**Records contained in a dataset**
[BEGIN]
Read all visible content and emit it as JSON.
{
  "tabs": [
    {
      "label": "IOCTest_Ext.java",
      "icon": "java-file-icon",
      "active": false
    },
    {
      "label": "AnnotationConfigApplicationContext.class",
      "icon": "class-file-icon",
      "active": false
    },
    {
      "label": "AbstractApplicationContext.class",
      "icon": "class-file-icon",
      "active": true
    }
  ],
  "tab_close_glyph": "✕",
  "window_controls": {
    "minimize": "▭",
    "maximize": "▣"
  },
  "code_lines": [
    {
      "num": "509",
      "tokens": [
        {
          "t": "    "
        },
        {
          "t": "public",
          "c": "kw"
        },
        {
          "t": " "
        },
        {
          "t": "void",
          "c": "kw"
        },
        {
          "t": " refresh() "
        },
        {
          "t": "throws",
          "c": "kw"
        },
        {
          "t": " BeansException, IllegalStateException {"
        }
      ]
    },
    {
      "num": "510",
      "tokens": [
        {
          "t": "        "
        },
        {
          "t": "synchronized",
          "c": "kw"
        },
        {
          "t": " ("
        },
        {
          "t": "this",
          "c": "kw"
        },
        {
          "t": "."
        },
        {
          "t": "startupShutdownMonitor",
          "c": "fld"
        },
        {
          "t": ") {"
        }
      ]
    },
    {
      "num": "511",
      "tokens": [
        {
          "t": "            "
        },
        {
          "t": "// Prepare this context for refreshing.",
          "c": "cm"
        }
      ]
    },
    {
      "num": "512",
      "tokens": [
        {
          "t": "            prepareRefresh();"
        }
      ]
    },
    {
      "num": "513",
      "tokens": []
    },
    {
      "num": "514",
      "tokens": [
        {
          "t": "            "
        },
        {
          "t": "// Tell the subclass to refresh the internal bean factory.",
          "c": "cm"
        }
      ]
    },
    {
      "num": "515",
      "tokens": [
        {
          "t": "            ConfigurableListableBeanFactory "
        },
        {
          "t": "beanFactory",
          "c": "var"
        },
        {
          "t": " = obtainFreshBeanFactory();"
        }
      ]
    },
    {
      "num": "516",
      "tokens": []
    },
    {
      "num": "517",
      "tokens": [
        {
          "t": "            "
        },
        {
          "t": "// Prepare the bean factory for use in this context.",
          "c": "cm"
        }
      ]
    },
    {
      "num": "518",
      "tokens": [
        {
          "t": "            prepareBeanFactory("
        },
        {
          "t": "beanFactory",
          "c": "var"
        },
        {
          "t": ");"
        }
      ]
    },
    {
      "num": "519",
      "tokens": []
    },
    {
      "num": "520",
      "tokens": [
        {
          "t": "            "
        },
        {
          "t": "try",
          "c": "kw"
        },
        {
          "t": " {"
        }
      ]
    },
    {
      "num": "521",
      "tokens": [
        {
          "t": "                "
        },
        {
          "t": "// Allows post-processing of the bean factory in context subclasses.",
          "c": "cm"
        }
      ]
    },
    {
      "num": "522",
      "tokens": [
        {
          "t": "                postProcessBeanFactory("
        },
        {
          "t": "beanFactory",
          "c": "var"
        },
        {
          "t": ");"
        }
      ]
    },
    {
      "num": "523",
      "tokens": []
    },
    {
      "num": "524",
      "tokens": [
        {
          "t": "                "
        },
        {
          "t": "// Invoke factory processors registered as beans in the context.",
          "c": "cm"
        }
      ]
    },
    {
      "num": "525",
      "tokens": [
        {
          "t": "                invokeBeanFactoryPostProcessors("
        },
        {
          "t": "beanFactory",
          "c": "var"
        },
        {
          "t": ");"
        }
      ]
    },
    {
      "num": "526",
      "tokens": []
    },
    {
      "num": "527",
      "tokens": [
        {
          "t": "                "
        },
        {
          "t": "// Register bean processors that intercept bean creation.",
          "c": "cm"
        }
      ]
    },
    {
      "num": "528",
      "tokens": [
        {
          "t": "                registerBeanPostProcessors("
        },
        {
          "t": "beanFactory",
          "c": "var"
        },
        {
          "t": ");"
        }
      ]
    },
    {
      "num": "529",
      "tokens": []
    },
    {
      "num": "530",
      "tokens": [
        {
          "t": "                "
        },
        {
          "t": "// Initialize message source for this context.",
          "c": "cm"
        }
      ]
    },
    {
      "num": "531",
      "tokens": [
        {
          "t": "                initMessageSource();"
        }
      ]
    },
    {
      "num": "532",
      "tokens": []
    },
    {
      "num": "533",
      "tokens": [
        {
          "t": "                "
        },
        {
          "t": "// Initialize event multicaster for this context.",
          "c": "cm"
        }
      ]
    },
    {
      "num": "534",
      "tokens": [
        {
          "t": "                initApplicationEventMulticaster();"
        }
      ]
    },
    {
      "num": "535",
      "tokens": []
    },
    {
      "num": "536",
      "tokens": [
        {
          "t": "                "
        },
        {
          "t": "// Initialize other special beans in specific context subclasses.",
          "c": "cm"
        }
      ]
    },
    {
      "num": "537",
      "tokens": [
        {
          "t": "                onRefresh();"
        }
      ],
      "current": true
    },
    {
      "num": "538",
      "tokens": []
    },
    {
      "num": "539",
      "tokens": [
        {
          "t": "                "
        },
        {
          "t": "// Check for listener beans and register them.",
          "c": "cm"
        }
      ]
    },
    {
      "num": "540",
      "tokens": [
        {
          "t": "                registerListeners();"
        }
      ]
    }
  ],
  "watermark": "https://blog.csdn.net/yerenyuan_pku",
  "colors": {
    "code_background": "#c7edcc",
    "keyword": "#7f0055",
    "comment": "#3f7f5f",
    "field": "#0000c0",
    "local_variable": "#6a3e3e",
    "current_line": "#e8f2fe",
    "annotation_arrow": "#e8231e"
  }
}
[END]
**EXERCISE DESCRIPTION**
Extract every line from the records above that contains the word "java".

**FINISHED TASK**
      "label": "IOCTest_Ext.java",
      "icon": "java-file-icon",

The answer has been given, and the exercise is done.